## Task to carry out
Give every line below again, exactly.

## Task inputs
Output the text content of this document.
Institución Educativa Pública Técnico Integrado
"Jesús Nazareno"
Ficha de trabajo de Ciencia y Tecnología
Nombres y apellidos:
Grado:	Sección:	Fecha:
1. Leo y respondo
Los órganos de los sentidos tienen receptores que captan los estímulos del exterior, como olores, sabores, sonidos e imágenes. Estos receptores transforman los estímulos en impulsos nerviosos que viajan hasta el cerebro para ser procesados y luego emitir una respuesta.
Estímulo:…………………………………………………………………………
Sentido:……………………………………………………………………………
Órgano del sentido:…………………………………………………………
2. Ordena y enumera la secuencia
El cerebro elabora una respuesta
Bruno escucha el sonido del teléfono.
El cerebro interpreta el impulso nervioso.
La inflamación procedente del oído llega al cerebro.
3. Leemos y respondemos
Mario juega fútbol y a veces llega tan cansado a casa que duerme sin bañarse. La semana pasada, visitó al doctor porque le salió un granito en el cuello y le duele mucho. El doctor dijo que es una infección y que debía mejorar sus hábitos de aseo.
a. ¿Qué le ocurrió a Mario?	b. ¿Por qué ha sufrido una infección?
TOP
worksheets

## Output for this task
Output the text content of this document.
Institución Educativa Pública Técnico Integrado
"Jesús Nazareno"
Ficha de trabajo de Ciencia y Tecnología
Nombres y apellidos:
Grado:	Sección:	Fecha:
1. Leo y respondo
Los órganos de los sentidos tienen receptores que captan los estímulos del exterior, como olores, sabores, sonidos e imágenes. Estos receptores transforman los estímulos en impulsos nerviosos que viajan hasta el cerebro para ser procesados y luego emitir una respuesta.
Estímulo:…………………………………………………………………………
Sentido:……………………………………………………………………………
Órgano del sentido:…………………………………………………………
2. Ordena y enumera la secuencia
El cerebro elabora una respuesta
Bruno escucha el sonido del teléfono.
El cerebro interpreta el impulso nervioso.
La inflamación procedente del oído llega al cerebro.
3. Leemos y respondemos
Mario juega fútbol y a veces llega tan cansado a casa que duerme sin bañarse. La semana pasada, visitó al doctor porque le salió un granito en el cuello y le duele mucho. El doctor dijo que es una infección y que debía mejorar sus hábitos de aseo.
a. ¿Qué le ocurrió a Mario?	b. ¿Por qué ha sufrido una infección?
TOP
worksheets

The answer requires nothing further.